**Goal of the exercise**
Word for word, transcribe every line from the one holding "Decode this image" through the end of the records, but not the pictures.

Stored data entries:
============================================================

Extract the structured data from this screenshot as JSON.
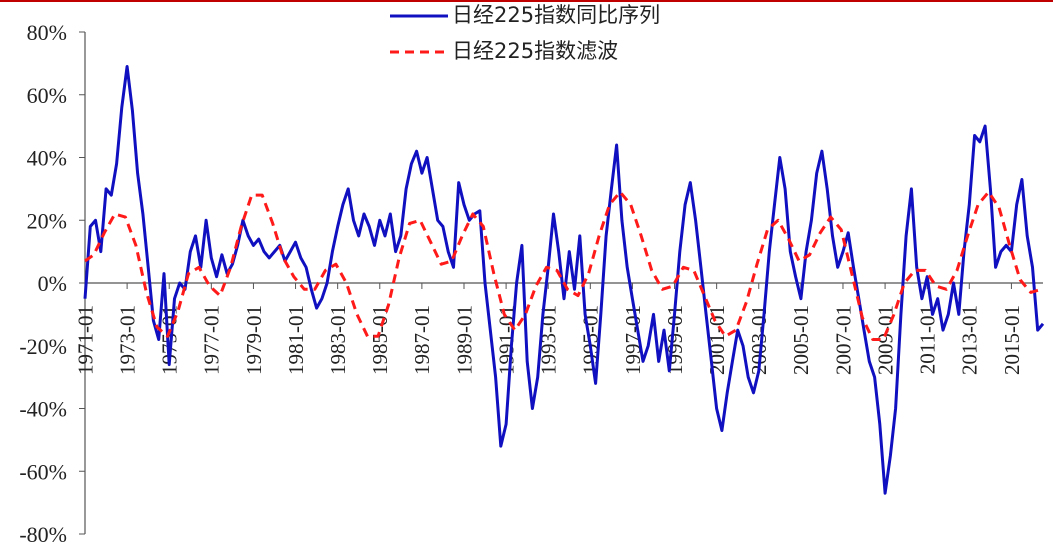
{
  "colors": {
    "accent_top": "#c00000",
    "series1": "#1010c0",
    "series2": "#ff1a1a",
    "axis": "#555555"
  },
  "chart_data": {
    "type": "line",
    "title": "",
    "xlabel": "",
    "ylabel": "",
    "ylim": [
      -0.8,
      0.8
    ],
    "xlim": [
      "1971-01",
      "2016-07"
    ],
    "y_ticks": [
      "80%",
      "60%",
      "40%",
      "20%",
      "0%",
      "-20%",
      "-40%",
      "-60%",
      "-80%"
    ],
    "y_tick_values": [
      0.8,
      0.6,
      0.4,
      0.2,
      0.0,
      -0.2,
      -0.4,
      -0.6,
      -0.8
    ],
    "x_ticks": [
      "1971-01",
      "1973-01",
      "1975-01",
      "1977-01",
      "1979-01",
      "1981-01",
      "1983-01",
      "1985-01",
      "1987-01",
      "1989-01",
      "1991-01",
      "1993-01",
      "1995-01",
      "1997-01",
      "1999-01",
      "2001-01",
      "2003-01",
      "2005-01",
      "2007-01",
      "2009-01",
      "2011-01",
      "2013-01",
      "2015-01"
    ],
    "grid": false,
    "legend": {
      "placement": "top-center"
    },
    "series": [
      {
        "name": "日经225指数同比序列",
        "style": "solid",
        "points": [
          [
            "1971-01",
            -0.05
          ],
          [
            "1971-04",
            0.18
          ],
          [
            "1971-07",
            0.2
          ],
          [
            "1971-10",
            0.1
          ],
          [
            "1972-01",
            0.3
          ],
          [
            "1972-04",
            0.28
          ],
          [
            "1972-07",
            0.38
          ],
          [
            "1972-10",
            0.56
          ],
          [
            "1973-01",
            0.69
          ],
          [
            "1973-04",
            0.55
          ],
          [
            "1973-07",
            0.35
          ],
          [
            "1973-10",
            0.22
          ],
          [
            "1974-01",
            0.05
          ],
          [
            "1974-04",
            -0.12
          ],
          [
            "1974-07",
            -0.18
          ],
          [
            "1974-10",
            0.03
          ],
          [
            "1975-01",
            -0.26
          ],
          [
            "1975-04",
            -0.05
          ],
          [
            "1975-07",
            0.0
          ],
          [
            "1975-10",
            -0.02
          ],
          [
            "1976-01",
            0.1
          ],
          [
            "1976-04",
            0.15
          ],
          [
            "1976-07",
            0.05
          ],
          [
            "1976-10",
            0.2
          ],
          [
            "1977-01",
            0.08
          ],
          [
            "1977-04",
            0.02
          ],
          [
            "1977-07",
            0.09
          ],
          [
            "1977-10",
            0.03
          ],
          [
            "1978-01",
            0.06
          ],
          [
            "1978-04",
            0.12
          ],
          [
            "1978-07",
            0.2
          ],
          [
            "1978-10",
            0.15
          ],
          [
            "1979-01",
            0.12
          ],
          [
            "1979-04",
            0.14
          ],
          [
            "1979-07",
            0.1
          ],
          [
            "1979-10",
            0.08
          ],
          [
            "1980-01",
            0.1
          ],
          [
            "1980-04",
            0.12
          ],
          [
            "1980-07",
            0.07
          ],
          [
            "1980-10",
            0.1
          ],
          [
            "1981-01",
            0.13
          ],
          [
            "1981-04",
            0.08
          ],
          [
            "1981-07",
            0.05
          ],
          [
            "1981-10",
            -0.02
          ],
          [
            "1982-01",
            -0.08
          ],
          [
            "1982-04",
            -0.05
          ],
          [
            "1982-07",
            0.0
          ],
          [
            "1982-10",
            0.1
          ],
          [
            "1983-01",
            0.18
          ],
          [
            "1983-04",
            0.25
          ],
          [
            "1983-07",
            0.3
          ],
          [
            "1983-10",
            0.2
          ],
          [
            "1984-01",
            0.15
          ],
          [
            "1984-04",
            0.22
          ],
          [
            "1984-07",
            0.18
          ],
          [
            "1984-10",
            0.12
          ],
          [
            "1985-01",
            0.2
          ],
          [
            "1985-04",
            0.15
          ],
          [
            "1985-07",
            0.22
          ],
          [
            "1985-10",
            0.1
          ],
          [
            "1986-01",
            0.15
          ],
          [
            "1986-04",
            0.3
          ],
          [
            "1986-07",
            0.38
          ],
          [
            "1986-10",
            0.42
          ],
          [
            "1987-01",
            0.35
          ],
          [
            "1987-04",
            0.4
          ],
          [
            "1987-07",
            0.3
          ],
          [
            "1987-10",
            0.2
          ],
          [
            "1988-01",
            0.18
          ],
          [
            "1988-04",
            0.1
          ],
          [
            "1988-07",
            0.05
          ],
          [
            "1988-10",
            0.32
          ],
          [
            "1989-01",
            0.25
          ],
          [
            "1989-04",
            0.2
          ],
          [
            "1989-07",
            0.22
          ],
          [
            "1989-10",
            0.23
          ],
          [
            "1990-01",
            0.0
          ],
          [
            "1990-04",
            -0.15
          ],
          [
            "1990-07",
            -0.3
          ],
          [
            "1990-10",
            -0.52
          ],
          [
            "1991-01",
            -0.45
          ],
          [
            "1991-04",
            -0.2
          ],
          [
            "1991-07",
            0.0
          ],
          [
            "1991-10",
            0.12
          ],
          [
            "1992-01",
            -0.25
          ],
          [
            "1992-04",
            -0.4
          ],
          [
            "1992-07",
            -0.3
          ],
          [
            "1992-10",
            -0.1
          ],
          [
            "1993-01",
            0.05
          ],
          [
            "1993-04",
            0.22
          ],
          [
            "1993-07",
            0.1
          ],
          [
            "1993-10",
            -0.05
          ],
          [
            "1994-01",
            0.1
          ],
          [
            "1994-04",
            -0.02
          ],
          [
            "1994-07",
            0.15
          ],
          [
            "1994-10",
            -0.1
          ],
          [
            "1995-01",
            -0.2
          ],
          [
            "1995-04",
            -0.32
          ],
          [
            "1995-07",
            -0.1
          ],
          [
            "1995-10",
            0.15
          ],
          [
            "1996-01",
            0.3
          ],
          [
            "1996-04",
            0.44
          ],
          [
            "1996-07",
            0.2
          ],
          [
            "1996-10",
            0.05
          ],
          [
            "1997-01",
            -0.05
          ],
          [
            "1997-04",
            -0.15
          ],
          [
            "1997-07",
            -0.25
          ],
          [
            "1997-10",
            -0.2
          ],
          [
            "1998-01",
            -0.1
          ],
          [
            "1998-04",
            -0.25
          ],
          [
            "1998-07",
            -0.15
          ],
          [
            "1998-10",
            -0.28
          ],
          [
            "1999-01",
            -0.1
          ],
          [
            "1999-04",
            0.1
          ],
          [
            "1999-07",
            0.25
          ],
          [
            "1999-10",
            0.32
          ],
          [
            "2000-01",
            0.2
          ],
          [
            "2000-04",
            0.05
          ],
          [
            "2000-07",
            -0.1
          ],
          [
            "2000-10",
            -0.25
          ],
          [
            "2001-01",
            -0.4
          ],
          [
            "2001-04",
            -0.47
          ],
          [
            "2001-07",
            -0.35
          ],
          [
            "2001-10",
            -0.25
          ],
          [
            "2002-01",
            -0.15
          ],
          [
            "2002-04",
            -0.2
          ],
          [
            "2002-07",
            -0.3
          ],
          [
            "2002-10",
            -0.35
          ],
          [
            "2003-01",
            -0.28
          ],
          [
            "2003-04",
            -0.1
          ],
          [
            "2003-07",
            0.1
          ],
          [
            "2003-10",
            0.25
          ],
          [
            "2004-01",
            0.4
          ],
          [
            "2004-04",
            0.3
          ],
          [
            "2004-07",
            0.1
          ],
          [
            "2004-10",
            0.02
          ],
          [
            "2005-01",
            -0.05
          ],
          [
            "2005-04",
            0.1
          ],
          [
            "2005-07",
            0.2
          ],
          [
            "2005-10",
            0.35
          ],
          [
            "2006-01",
            0.42
          ],
          [
            "2006-04",
            0.3
          ],
          [
            "2006-07",
            0.15
          ],
          [
            "2006-10",
            0.05
          ],
          [
            "2007-01",
            0.1
          ],
          [
            "2007-04",
            0.16
          ],
          [
            "2007-07",
            0.05
          ],
          [
            "2007-10",
            -0.05
          ],
          [
            "2008-01",
            -0.15
          ],
          [
            "2008-04",
            -0.25
          ],
          [
            "2008-07",
            -0.3
          ],
          [
            "2008-10",
            -0.45
          ],
          [
            "2009-01",
            -0.67
          ],
          [
            "2009-04",
            -0.55
          ],
          [
            "2009-07",
            -0.4
          ],
          [
            "2009-10",
            -0.1
          ],
          [
            "2010-01",
            0.15
          ],
          [
            "2010-04",
            0.3
          ],
          [
            "2010-07",
            0.05
          ],
          [
            "2010-10",
            -0.05
          ],
          [
            "2011-01",
            0.02
          ],
          [
            "2011-04",
            -0.1
          ],
          [
            "2011-07",
            -0.05
          ],
          [
            "2011-10",
            -0.15
          ],
          [
            "2012-01",
            -0.1
          ],
          [
            "2012-04",
            0.0
          ],
          [
            "2012-07",
            -0.1
          ],
          [
            "2012-10",
            0.1
          ],
          [
            "2013-01",
            0.25
          ],
          [
            "2013-04",
            0.47
          ],
          [
            "2013-07",
            0.45
          ],
          [
            "2013-10",
            0.5
          ],
          [
            "2014-01",
            0.3
          ],
          [
            "2014-04",
            0.05
          ],
          [
            "2014-07",
            0.1
          ],
          [
            "2014-10",
            0.12
          ],
          [
            "2015-01",
            0.1
          ],
          [
            "2015-04",
            0.25
          ],
          [
            "2015-07",
            0.33
          ],
          [
            "2015-10",
            0.15
          ],
          [
            "2016-01",
            0.05
          ],
          [
            "2016-04",
            -0.15
          ],
          [
            "2016-07",
            -0.13
          ]
        ]
      },
      {
        "name": "日经225指数滤波",
        "style": "dashed",
        "points": [
          [
            "1971-01",
            0.07
          ],
          [
            "1971-06",
            0.09
          ],
          [
            "1971-12",
            0.16
          ],
          [
            "1972-06",
            0.22
          ],
          [
            "1972-12",
            0.21
          ],
          [
            "1973-06",
            0.12
          ],
          [
            "1973-12",
            -0.03
          ],
          [
            "1974-06",
            -0.14
          ],
          [
            "1974-12",
            -0.17
          ],
          [
            "1975-06",
            -0.09
          ],
          [
            "1975-12",
            0.03
          ],
          [
            "1976-06",
            0.05
          ],
          [
            "1976-12",
            -0.01
          ],
          [
            "1977-06",
            -0.04
          ],
          [
            "1977-12",
            0.05
          ],
          [
            "1978-06",
            0.18
          ],
          [
            "1978-12",
            0.28
          ],
          [
            "1979-06",
            0.28
          ],
          [
            "1979-12",
            0.19
          ],
          [
            "1980-06",
            0.08
          ],
          [
            "1980-12",
            0.02
          ],
          [
            "1981-06",
            -0.02
          ],
          [
            "1981-12",
            -0.02
          ],
          [
            "1982-06",
            0.04
          ],
          [
            "1982-12",
            0.06
          ],
          [
            "1983-06",
            0.0
          ],
          [
            "1983-12",
            -0.1
          ],
          [
            "1984-06",
            -0.17
          ],
          [
            "1984-12",
            -0.17
          ],
          [
            "1985-06",
            -0.07
          ],
          [
            "1985-12",
            0.08
          ],
          [
            "1986-06",
            0.19
          ],
          [
            "1986-12",
            0.2
          ],
          [
            "1987-06",
            0.13
          ],
          [
            "1987-12",
            0.06
          ],
          [
            "1988-06",
            0.07
          ],
          [
            "1988-12",
            0.15
          ],
          [
            "1989-06",
            0.22
          ],
          [
            "1989-12",
            0.18
          ],
          [
            "1990-06",
            0.03
          ],
          [
            "1990-12",
            -0.1
          ],
          [
            "1991-06",
            -0.15
          ],
          [
            "1991-12",
            -0.1
          ],
          [
            "1992-06",
            -0.01
          ],
          [
            "1992-12",
            0.05
          ],
          [
            "1993-06",
            0.04
          ],
          [
            "1993-12",
            -0.02
          ],
          [
            "1994-06",
            -0.04
          ],
          [
            "1994-12",
            0.03
          ],
          [
            "1995-06",
            0.15
          ],
          [
            "1995-12",
            0.25
          ],
          [
            "1996-06",
            0.29
          ],
          [
            "1996-12",
            0.25
          ],
          [
            "1997-06",
            0.15
          ],
          [
            "1997-12",
            0.04
          ],
          [
            "1998-06",
            -0.02
          ],
          [
            "1998-12",
            -0.01
          ],
          [
            "1999-06",
            0.05
          ],
          [
            "1999-12",
            0.04
          ],
          [
            "2000-06",
            -0.04
          ],
          [
            "2000-12",
            -0.12
          ],
          [
            "2001-06",
            -0.17
          ],
          [
            "2001-12",
            -0.15
          ],
          [
            "2002-06",
            -0.06
          ],
          [
            "2002-12",
            0.06
          ],
          [
            "2003-06",
            0.17
          ],
          [
            "2003-12",
            0.2
          ],
          [
            "2004-06",
            0.14
          ],
          [
            "2004-12",
            0.07
          ],
          [
            "2005-06",
            0.09
          ],
          [
            "2005-12",
            0.16
          ],
          [
            "2006-06",
            0.21
          ],
          [
            "2006-12",
            0.17
          ],
          [
            "2007-06",
            0.03
          ],
          [
            "2007-12",
            -0.11
          ],
          [
            "2008-06",
            -0.18
          ],
          [
            "2008-12",
            -0.18
          ],
          [
            "2009-06",
            -0.1
          ],
          [
            "2009-12",
            0.0
          ],
          [
            "2010-06",
            0.04
          ],
          [
            "2010-12",
            0.04
          ],
          [
            "2011-06",
            -0.01
          ],
          [
            "2011-12",
            -0.02
          ],
          [
            "2012-06",
            0.04
          ],
          [
            "2012-12",
            0.15
          ],
          [
            "2013-06",
            0.25
          ],
          [
            "2013-12",
            0.29
          ],
          [
            "2014-06",
            0.24
          ],
          [
            "2014-12",
            0.12
          ],
          [
            "2015-06",
            0.01
          ],
          [
            "2015-12",
            -0.03
          ],
          [
            "2016-06",
            -0.02
          ]
        ]
      }
    ]
  }
}
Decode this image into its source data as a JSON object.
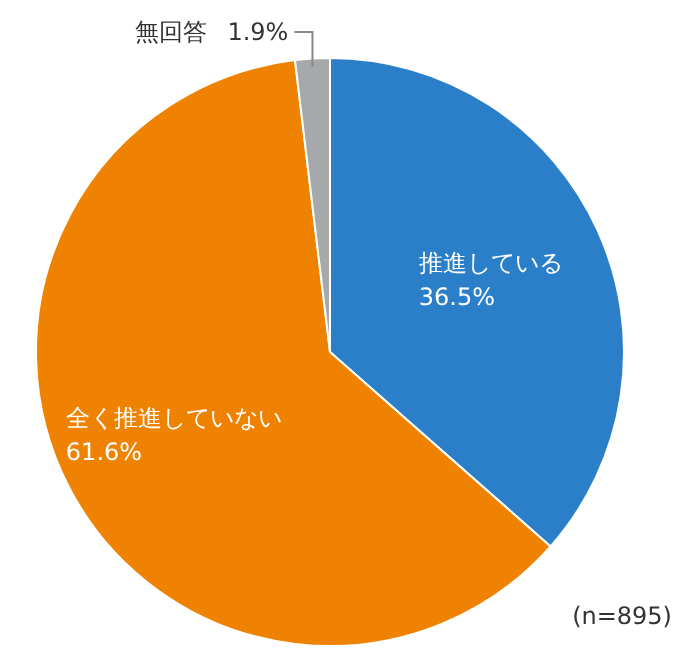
{
  "chart_data": {
    "type": "pie",
    "categories": [
      "推進している",
      "全く推進していない",
      "無回答"
    ],
    "values": [
      36.5,
      61.6,
      1.9
    ],
    "value_labels": [
      "36.5%",
      "61.6%",
      "1.9%"
    ],
    "colors": [
      "#2b7fc9",
      "#ef8200",
      "#a6a9ab"
    ],
    "annotations": [
      "(n=895)"
    ]
  }
}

============================================================

**Written solution**
Decode this image into its source data as a JSON object.
{
  "chart_data": {
    "type": "pie",
    "categories": [
      "推進している",
      "全く推進していない",
      "無回答"
    ],
    "values": [
      36.5,
      61.6,
      1.9
    ],
    "value_labels": [
      "36.5%",
      "61.6%",
      "1.9%"
    ],
    "colors": [
      "#2b7fc9",
      "#ef8200",
      "#a6a9ab"
    ],
    "annotations": [
      "(n=895)"
    ]
  }
}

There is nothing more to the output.